- [EXERCISE REQUIREMENTS]
Filter the records below and copy every line containing the word "Liczba".

(Data entries)
____

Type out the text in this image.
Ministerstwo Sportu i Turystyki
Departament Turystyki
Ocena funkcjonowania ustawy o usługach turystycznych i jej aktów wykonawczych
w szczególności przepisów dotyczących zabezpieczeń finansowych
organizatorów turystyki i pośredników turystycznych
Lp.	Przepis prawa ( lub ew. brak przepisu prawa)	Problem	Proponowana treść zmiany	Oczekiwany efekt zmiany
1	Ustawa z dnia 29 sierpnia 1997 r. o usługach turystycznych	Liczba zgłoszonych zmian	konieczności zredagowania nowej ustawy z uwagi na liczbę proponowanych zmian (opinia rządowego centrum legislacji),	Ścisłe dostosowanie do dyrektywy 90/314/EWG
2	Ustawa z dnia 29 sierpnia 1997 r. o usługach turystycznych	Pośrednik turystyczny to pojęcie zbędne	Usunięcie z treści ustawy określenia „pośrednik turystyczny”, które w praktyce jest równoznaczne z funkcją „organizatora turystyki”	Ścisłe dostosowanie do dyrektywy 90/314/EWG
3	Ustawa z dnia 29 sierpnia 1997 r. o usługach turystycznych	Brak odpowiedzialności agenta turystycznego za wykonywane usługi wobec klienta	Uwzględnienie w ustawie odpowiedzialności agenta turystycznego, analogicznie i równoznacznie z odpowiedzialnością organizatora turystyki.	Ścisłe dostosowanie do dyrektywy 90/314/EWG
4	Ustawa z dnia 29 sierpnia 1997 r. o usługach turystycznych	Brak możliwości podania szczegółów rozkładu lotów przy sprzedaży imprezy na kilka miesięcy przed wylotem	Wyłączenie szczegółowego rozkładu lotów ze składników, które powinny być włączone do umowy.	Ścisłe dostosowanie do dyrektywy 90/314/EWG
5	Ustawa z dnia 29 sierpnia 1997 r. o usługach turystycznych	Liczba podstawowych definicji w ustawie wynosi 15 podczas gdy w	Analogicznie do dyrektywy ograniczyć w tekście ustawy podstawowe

____

- [TASK RESULT]
1	Ustawa z dnia 29 sierpnia 1997 r. o usługach turystycznych	Liczba zgłoszonych zmian	konieczności zredagowania nowej ustawy z uwagi na liczbę proponowanych zmian (opinia rządowego centrum legislacji),	Ścisłe dostosowanie do dyrektywy 90/314/EWG
5	Ustawa z dnia 29 sierpnia 1997 r. o usługach turystycznych	Liczba podstawowych definicji w ustawie wynosi 15 podczas gdy w	Analogicznie do dyrektywy ograniczyć w tekście ustawy podstawowe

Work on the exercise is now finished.